### RAW DATA
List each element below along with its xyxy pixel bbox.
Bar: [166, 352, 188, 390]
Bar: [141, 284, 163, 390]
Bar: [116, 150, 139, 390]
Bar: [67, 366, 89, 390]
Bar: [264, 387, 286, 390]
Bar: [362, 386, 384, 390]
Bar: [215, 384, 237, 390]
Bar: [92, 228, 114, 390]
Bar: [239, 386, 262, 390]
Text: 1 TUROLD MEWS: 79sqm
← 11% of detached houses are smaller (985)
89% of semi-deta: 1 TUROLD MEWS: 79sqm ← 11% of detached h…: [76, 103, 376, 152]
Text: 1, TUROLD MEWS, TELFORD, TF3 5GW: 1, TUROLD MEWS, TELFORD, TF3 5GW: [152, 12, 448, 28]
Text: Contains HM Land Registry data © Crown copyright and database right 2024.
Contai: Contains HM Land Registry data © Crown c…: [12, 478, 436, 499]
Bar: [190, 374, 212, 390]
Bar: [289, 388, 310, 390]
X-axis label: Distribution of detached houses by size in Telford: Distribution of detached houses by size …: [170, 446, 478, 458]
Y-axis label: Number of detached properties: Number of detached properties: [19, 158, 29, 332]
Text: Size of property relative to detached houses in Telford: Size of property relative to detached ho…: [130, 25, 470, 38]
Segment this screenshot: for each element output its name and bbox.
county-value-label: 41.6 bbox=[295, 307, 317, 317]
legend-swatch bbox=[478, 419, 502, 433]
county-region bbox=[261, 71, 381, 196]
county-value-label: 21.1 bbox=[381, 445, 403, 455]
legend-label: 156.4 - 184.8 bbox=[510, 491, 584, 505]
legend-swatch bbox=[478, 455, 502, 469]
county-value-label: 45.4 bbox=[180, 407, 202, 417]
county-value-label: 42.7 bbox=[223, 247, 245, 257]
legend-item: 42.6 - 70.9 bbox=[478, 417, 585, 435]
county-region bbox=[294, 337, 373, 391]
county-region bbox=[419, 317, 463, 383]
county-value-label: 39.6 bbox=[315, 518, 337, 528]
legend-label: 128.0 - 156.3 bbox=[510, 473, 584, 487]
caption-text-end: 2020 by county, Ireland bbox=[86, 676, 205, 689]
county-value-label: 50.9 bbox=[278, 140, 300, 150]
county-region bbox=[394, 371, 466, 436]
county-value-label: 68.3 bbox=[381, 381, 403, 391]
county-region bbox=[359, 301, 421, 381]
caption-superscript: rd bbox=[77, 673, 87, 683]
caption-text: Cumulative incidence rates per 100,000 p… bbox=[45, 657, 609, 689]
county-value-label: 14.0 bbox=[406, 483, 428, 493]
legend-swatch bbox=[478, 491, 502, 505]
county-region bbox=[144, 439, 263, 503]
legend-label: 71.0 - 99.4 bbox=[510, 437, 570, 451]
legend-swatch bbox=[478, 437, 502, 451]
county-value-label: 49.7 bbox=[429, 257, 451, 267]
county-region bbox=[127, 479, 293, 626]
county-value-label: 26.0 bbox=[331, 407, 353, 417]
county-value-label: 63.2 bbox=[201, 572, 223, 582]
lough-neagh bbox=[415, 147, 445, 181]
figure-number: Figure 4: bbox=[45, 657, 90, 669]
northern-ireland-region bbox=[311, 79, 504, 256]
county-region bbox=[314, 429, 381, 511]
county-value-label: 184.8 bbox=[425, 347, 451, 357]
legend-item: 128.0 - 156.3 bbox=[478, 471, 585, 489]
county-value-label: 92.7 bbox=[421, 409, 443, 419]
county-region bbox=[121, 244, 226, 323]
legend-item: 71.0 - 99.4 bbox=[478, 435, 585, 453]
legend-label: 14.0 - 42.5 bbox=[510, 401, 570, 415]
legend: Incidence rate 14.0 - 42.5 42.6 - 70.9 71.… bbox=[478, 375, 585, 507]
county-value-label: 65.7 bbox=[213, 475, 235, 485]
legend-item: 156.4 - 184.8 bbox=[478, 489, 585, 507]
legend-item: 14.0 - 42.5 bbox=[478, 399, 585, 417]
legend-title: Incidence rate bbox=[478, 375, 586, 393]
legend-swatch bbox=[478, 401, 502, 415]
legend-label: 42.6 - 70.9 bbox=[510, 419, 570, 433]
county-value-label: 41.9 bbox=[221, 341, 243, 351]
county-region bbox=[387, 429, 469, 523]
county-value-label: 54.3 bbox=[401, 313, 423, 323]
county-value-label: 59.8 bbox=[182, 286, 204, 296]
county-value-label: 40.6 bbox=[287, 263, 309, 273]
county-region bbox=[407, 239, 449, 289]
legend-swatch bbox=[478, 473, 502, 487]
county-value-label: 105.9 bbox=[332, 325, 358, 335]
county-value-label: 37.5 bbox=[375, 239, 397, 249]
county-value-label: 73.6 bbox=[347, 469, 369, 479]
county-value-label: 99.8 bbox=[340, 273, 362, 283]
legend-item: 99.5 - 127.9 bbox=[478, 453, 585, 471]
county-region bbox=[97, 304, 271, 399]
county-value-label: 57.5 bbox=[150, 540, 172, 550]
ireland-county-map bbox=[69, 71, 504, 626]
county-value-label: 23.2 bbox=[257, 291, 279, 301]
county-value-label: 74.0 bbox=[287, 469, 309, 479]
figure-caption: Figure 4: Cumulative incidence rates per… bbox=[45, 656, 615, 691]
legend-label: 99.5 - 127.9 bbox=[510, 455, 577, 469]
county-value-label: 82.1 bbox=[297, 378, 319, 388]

### DESCRIPTION OF THE TASK
Render every line of the records above as a JSON list of strings, one string per line, leaving out any blank lines.

### TASK RESPONSE
[
  "List each element below along with its xyxy pixel bbox.",
  "Bar: [166, 352, 188, 390]",
  "Bar: [141, 284, 163, 390]",
  "Bar: [116, 150, 139, 390]",
  "Bar: [67, 366, 89, 390]",
  "Bar: [264, 387, 286, 390]",
  "Bar: [362, 386, 384, 390]",
  "Bar: [215, 384, 237, 390]",
  "Bar: [92, 228, 114, 390]",
  "Bar: [239, 386, 262, 390]",
  "Text: 1 TUROLD MEWS: 79sqm",
  "← 11% of detached houses are smaller (985)",
  "89% of semi-deta: 1 TUROLD MEWS: 79sqm ← 11% of detached h…: [76, 103, 376, 152]",
  "Text: 1, TUROLD MEWS, TELFORD, TF3 5GW: 1, TUROLD MEWS, TELFORD, TF3 5GW: [152, 12, 448, 28]",
  "Text: Contains HM Land Registry data © Crown copyright and database right 2024.",
  "Contai: Contains HM Land Registry data © Crown c…: [12, 478, 436, 499]",
  "Bar: [190, 374, 212, 390]",
  "Bar: [289, 388, 310, 390]",
  "X-axis label: Distribution of detached houses by size in Telford: Distribution of detached houses by size …: [170, 446, 478, 458]",
  "Y-axis label: Number of detached properties: Number of detached properties: [19, 158, 29, 332]",
  "Text: Size of property relative to detached houses in Telford: Size of property relative to detached ho…: [130, 25, 470, 38]",
  "Segment this screenshot: for each element output its name and bbox.",
  "county-value-label: 41.6 bbox=[295, 307, 317, 317]",
  "legend-swatch bbox=[478, 419, 502, 433]",
  "county-region bbox=[261, 71, 381, 196]",
  "county-value-label: 21.1 bbox=[381, 445, 403, 455]",
  "legend-label: 156.4 - 184.8 bbox=[510, 491, 584, 505]",
  "legend-swatch bbox=[478, 455, 502, 469]",
  "county-value-label: 45.4 bbox=[180, 407, 202, 417]",
  "county-value-label: 42.7 bbox=[223, 247, 245, 257]",
  "legend-item: 42.6 - 70.9 bbox=[478, 417, 585, 435]",
  "county-region bbox=[294, 337, 373, 391]",
  "county-region bbox=[419, 317, 463, 383]",
  "county-value-label: 39.6 bbox=[315, 518, 337, 528]",
  "legend-label: 128.0 - 156.3 bbox=[510, 473, 584, 487]",
  "caption-text-end: 2020 by county, Ireland bbox=[86, 676, 205, 689]",
  "county-value-label: 50.9 bbox=[278, 140, 300, 150]",
  "county-region bbox=[394, 371, 466, 436]",
  "county-value-label: 68.3 bbox=[381, 381, 403, 391]",
  "county-region bbox=[359, 301, 421, 381]",
  "caption-superscript: rd bbox=[77, 673, 87, 683]",
  "caption-text: Cumulative incidence rates per 100,000 p… bbox=[45, 657, 609, 689]",
  "county-value-label: 14.0 bbox=[406, 483, 428, 493]",
  "legend-swatch bbox=[478, 491, 502, 505]",
  "county-region bbox=[144, 439, 263, 503]",
  "legend-label: 71.0 - 99.4 bbox=[510, 437, 570, 451]",
  "legend-swatch bbox=[478, 437, 502, 451]",
  "county-value-label: 49.7 bbox=[429, 257, 451, 267]",
  "county-region bbox=[127, 479, 293, 626]",
  "county-value-label: 26.0 bbox=[331, 407, 353, 417]",
  "county-value-label: 63.2 bbox=[201, 572, 223, 582]",
  "lough-neagh bbox=[415, 147, 445, 181]",
  "figure-number: Figure 4: bbox=[45, 657, 90, 669]",
  "northern-ireland-region bbox=[311, 79, 504, 256]",
  "county-region bbox=[314, 429, 381, 511]",
  "county-value-label: 184.8 bbox=[425, 347, 451, 357]",
  "legend-item: 128.0 - 156.3 bbox=[478, 471, 585, 489]",
  "county-value-label: 92.7 bbox=[421, 409, 443, 419]",
  "county-region bbox=[121, 244, 226, 323]",
  "legend-item: 71.0 - 99.4 bbox=[478, 435, 585, 453]",
  "legend-label: 14.0 - 42.5 bbox=[510, 401, 570, 415]",
  "legend: Incidence rate 14.0 - 42.5 42.6 - 70.9 71.… bbox=[478, 375, 585, 507]",
  "county-value-label: 65.7 bbox=[213, 475, 235, 485]",
  "legend-item: 156.4 - 184.8 bbox=[478, 489, 585, 507]",
  "legend-item: 14.0 - 42.5 bbox=[478, 399, 585, 417]",
  "legend-title: Incidence rate bbox=[478, 375, 586, 393]",
  "legend-swatch bbox=[478, 401, 502, 415]",
  "legend-label: 42.6 - 70.9 bbox=[510, 419, 570, 433]",
  "county-value-label: 41.9 bbox=[221, 341, 243, 351]",
  "county-region bbox=[387, 429, 469, 523]",
  "county-value-label: 54.3 bbox=[401, 313, 423, 323]",
  "county-value-label: 59.8 bbox=[182, 286, 204, 296]",
  "county-value-label: 40.6 bbox=[287, 263, 309, 273]",
  "county-region bbox=[407, 239, 449, 289]",
  "legend-swatch bbox=[478, 473, 502, 487]",
  "county-value-label: 105.9 bbox=[332, 325, 358, 335]",
  "county-value-label: 37.5 bbox=[375, 239, 397, 249]",
  "county-value-label: 73.6 bbox=[347, 469, 369, 479]",
  "county-value-label: 99.8 bbox=[340, 273, 362, 283]",
  "legend-item: 99.5 - 127.9 bbox=[478, 453, 585, 471]",
  "county-region bbox=[97, 304, 271, 399]",
  "county-value-label: 57.5 bbox=[150, 540, 172, 550]",
  "ireland-county-map bbox=[69, 71, 504, 626]",
  "county-value-label: 23.2 bbox=[257, 291, 279, 301]",
  "county-value-label: 74.0 bbox=[287, 469, 309, 479]",
  "figure-caption: Figure 4: Cumulative incidence rates per… bbox=[45, 656, 615, 691]",
  "legend-label: 99.5 - 127.9 bbox=[510, 455, 577, 469]",
  "county-value-label: 82.1 bbox=[297, 378, 319, 388]"
]